**Your objective:** Show all lines of the listing that hold the word "Descends".

═══ Data supplied

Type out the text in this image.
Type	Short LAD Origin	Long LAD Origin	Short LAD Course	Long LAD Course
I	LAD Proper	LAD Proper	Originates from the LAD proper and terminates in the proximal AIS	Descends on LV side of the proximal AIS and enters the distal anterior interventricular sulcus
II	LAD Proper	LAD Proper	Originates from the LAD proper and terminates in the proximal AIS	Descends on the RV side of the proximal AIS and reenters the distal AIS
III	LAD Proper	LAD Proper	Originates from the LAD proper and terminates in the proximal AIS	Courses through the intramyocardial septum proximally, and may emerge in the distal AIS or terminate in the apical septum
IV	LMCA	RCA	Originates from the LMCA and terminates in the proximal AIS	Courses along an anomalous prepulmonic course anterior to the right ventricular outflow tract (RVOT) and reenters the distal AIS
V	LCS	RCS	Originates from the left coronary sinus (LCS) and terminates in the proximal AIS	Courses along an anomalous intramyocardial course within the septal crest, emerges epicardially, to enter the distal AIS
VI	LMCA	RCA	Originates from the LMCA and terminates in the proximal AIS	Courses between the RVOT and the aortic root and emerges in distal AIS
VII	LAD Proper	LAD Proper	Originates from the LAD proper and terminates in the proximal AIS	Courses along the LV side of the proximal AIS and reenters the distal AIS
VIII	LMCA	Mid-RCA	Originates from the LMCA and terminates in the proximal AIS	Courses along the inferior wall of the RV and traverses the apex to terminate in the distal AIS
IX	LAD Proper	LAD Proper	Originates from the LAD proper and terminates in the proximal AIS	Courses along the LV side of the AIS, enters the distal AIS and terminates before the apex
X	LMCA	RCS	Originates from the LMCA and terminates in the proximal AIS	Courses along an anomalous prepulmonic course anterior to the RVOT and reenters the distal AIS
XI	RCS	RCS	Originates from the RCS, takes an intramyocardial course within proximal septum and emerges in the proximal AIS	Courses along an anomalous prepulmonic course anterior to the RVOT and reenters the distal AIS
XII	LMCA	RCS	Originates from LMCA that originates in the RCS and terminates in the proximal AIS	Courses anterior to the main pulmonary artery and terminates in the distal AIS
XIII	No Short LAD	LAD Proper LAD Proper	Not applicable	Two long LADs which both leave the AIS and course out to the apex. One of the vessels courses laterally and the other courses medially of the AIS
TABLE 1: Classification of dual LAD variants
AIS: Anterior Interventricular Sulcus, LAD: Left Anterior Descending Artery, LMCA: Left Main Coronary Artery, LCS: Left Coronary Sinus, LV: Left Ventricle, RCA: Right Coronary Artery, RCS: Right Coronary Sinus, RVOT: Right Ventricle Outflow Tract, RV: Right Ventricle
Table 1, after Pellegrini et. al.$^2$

══════

**Solved exercise:**
I	LAD Proper	LAD Proper	Originates from the LAD proper and terminates in the proximal AIS	Descends on LV side of the proximal AIS and enters the distal anterior interventricular sulcus
II	LAD Proper	LAD Proper	Originates from the LAD proper and terminates in the proximal AIS	Descends on the RV side of the proximal AIS and reenters the distal AIS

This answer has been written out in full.